[Records from a data collection]
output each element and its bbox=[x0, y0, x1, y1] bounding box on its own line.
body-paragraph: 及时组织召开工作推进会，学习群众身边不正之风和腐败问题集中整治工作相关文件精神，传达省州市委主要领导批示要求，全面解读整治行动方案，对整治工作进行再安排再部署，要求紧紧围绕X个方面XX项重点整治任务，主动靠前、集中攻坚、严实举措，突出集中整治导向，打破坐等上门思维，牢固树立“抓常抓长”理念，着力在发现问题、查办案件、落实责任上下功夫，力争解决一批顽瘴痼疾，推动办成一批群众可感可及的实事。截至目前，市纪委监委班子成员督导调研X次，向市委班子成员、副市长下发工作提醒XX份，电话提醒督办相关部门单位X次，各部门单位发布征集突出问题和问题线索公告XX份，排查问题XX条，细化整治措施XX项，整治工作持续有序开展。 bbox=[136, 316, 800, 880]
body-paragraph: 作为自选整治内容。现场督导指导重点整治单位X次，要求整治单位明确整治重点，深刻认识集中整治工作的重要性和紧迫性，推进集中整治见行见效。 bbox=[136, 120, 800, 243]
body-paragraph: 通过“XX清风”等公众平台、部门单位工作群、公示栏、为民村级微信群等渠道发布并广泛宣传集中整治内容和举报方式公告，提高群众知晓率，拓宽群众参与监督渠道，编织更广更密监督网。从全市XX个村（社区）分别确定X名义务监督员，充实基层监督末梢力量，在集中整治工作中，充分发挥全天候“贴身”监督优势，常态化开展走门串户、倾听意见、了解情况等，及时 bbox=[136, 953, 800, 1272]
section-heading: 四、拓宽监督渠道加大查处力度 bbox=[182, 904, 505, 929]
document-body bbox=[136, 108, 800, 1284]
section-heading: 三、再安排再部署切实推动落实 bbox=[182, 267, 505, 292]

> [Task brief]:
Copy word for word the part of the material that opens with its first line and closes with the line containing "120, 800, 243]", including both of those lines.

> [Response for this exercise]:
output each element and its bbox=[x0, y0, x1, y1] bounding box on its own line.
body-paragraph: 及时组织召开工作推进会，学习群众身边不正之风和腐败问题集中整治工作相关文件精神，传达省州市委主要领导批示要求，全面解读整治行动方案，对整治工作进行再安排再部署，要求紧紧围绕X个方面XX项重点整治任务，主动靠前、集中攻坚、严实举措，突出集中整治导向，打破坐等上门思维，牢固树立“抓常抓长”理念，着力在发现问题、查办案件、落实责任上下功夫，力争解决一批顽瘴痼疾，推动办成一批群众可感可及的实事。截至目前，市纪委监委班子成员督导调研X次，向市委班子成员、副市长下发工作提醒XX份，电话提醒督办相关部门单位X次，各部门单位发布征集突出问题和问题线索公告XX份，排查问题XX条，细化整治措施XX项，整治工作持续有序开展。 bbox=[136, 316, 800, 880]
body-paragraph: 作为自选整治内容。现场督导指导重点整治单位X次，要求整治单位明确整治重点，深刻认识集中整治工作的重要性和紧迫性，推进集中整治见行见效。 bbox=[136, 120, 800, 243]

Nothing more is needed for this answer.